▼

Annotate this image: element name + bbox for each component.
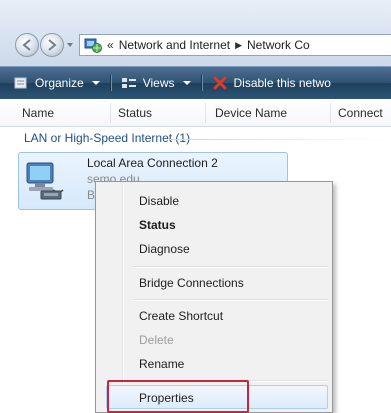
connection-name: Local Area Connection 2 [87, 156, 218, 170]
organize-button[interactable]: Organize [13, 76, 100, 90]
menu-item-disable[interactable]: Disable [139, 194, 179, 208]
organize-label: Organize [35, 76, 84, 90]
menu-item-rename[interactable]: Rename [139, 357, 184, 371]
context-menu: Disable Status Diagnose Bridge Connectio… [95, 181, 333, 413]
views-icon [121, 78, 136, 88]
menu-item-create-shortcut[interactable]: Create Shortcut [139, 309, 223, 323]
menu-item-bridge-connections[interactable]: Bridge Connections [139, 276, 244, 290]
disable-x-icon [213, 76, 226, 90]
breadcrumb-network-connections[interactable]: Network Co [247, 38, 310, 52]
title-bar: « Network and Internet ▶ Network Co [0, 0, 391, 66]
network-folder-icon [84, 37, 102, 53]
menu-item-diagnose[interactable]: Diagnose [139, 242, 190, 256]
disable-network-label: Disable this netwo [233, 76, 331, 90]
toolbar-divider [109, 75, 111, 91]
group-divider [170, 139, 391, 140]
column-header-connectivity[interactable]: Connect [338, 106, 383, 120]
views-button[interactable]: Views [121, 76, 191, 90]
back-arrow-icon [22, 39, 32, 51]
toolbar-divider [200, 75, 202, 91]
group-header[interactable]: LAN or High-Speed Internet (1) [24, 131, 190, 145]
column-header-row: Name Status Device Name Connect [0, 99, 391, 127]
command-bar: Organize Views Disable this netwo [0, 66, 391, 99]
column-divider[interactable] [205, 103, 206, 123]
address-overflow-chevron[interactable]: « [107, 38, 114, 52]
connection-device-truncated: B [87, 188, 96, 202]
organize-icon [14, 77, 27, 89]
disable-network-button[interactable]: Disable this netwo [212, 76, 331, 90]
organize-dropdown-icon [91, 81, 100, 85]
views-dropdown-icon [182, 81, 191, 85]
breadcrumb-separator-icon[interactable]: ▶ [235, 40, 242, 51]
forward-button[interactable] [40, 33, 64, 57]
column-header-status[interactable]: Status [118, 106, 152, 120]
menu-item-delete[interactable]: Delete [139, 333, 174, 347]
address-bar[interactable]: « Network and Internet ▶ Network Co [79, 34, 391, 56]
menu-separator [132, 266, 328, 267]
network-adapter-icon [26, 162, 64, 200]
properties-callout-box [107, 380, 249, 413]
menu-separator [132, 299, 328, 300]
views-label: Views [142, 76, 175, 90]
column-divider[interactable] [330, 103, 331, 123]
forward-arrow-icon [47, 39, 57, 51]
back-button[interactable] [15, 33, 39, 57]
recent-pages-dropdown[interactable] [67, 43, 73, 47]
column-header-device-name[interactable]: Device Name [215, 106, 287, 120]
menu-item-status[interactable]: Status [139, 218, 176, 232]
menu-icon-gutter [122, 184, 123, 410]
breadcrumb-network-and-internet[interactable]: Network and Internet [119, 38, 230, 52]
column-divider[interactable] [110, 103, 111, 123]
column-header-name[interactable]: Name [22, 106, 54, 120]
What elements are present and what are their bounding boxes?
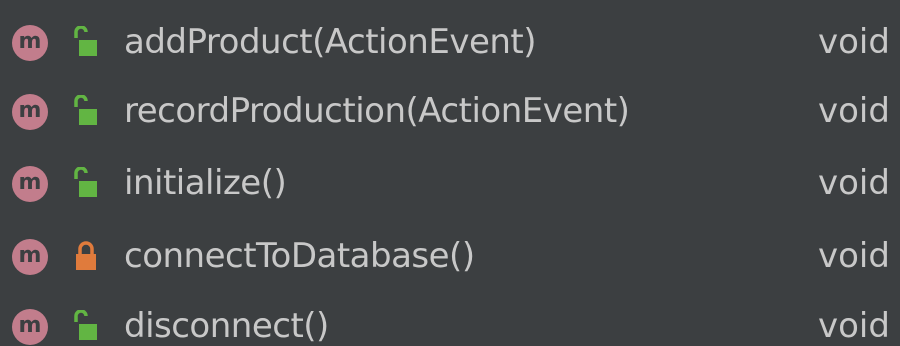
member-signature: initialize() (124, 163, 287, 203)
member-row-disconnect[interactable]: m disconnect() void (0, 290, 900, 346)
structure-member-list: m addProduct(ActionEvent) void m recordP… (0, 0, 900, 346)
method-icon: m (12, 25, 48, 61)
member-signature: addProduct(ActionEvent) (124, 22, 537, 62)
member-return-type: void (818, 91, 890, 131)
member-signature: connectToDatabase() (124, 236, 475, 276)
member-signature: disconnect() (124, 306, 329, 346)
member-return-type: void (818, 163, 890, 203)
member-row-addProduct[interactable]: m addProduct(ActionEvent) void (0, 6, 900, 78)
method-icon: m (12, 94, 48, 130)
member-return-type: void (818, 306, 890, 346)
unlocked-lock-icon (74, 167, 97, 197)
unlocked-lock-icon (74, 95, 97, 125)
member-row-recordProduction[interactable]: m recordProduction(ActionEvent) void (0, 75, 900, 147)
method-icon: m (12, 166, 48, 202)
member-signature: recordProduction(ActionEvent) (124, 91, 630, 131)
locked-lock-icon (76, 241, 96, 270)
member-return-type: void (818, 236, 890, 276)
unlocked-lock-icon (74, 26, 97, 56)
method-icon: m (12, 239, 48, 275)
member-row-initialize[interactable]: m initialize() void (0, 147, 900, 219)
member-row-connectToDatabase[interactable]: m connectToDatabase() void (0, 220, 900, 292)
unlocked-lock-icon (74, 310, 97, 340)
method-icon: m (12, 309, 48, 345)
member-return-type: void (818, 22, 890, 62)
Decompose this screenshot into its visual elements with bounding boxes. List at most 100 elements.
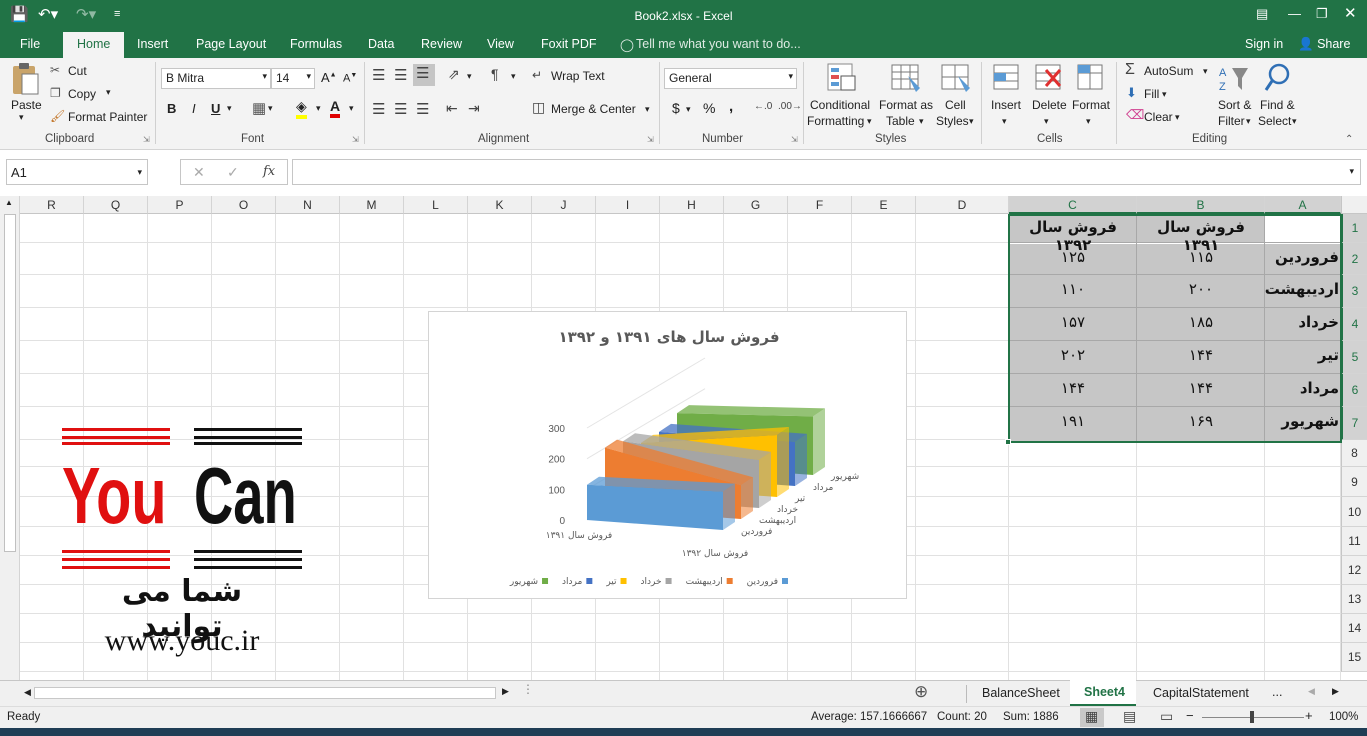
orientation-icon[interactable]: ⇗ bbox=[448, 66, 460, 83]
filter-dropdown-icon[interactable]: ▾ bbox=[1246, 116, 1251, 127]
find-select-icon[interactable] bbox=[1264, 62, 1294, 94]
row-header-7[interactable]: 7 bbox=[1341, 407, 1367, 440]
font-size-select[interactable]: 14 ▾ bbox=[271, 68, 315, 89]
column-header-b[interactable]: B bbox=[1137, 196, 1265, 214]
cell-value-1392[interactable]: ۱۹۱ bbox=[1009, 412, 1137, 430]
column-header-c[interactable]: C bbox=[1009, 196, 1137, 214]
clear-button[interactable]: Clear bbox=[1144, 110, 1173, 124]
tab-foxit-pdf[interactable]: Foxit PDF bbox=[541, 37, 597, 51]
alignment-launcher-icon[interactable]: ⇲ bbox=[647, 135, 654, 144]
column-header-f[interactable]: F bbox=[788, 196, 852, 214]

▲

GIVEN TASK → Gather every line of the material above that contains the string "menu" and reproduce each such line in full.

SOLUTION TO THIS TASK →
menu-item-disable[interactable]: Disable [139, 194, 179, 208]
menu-item-rename[interactable]: Rename [139, 357, 184, 371]
context-menu: Disable Status Diagnose Bridge Connectio… [95, 181, 333, 413]
menu-item-create-shortcut[interactable]: Create Shortcut [139, 309, 223, 323]
menu-item-bridge-connections[interactable]: Bridge Connections [139, 276, 244, 290]
menu-item-diagnose[interactable]: Diagnose [139, 242, 190, 256]
menu-item-delete[interactable]: Delete [139, 333, 174, 347]
menu-separator [132, 266, 328, 267]
menu-separator [132, 299, 328, 300]
menu-item-status[interactable]: Status [139, 218, 176, 232]
menu-icon-gutter [122, 184, 123, 410]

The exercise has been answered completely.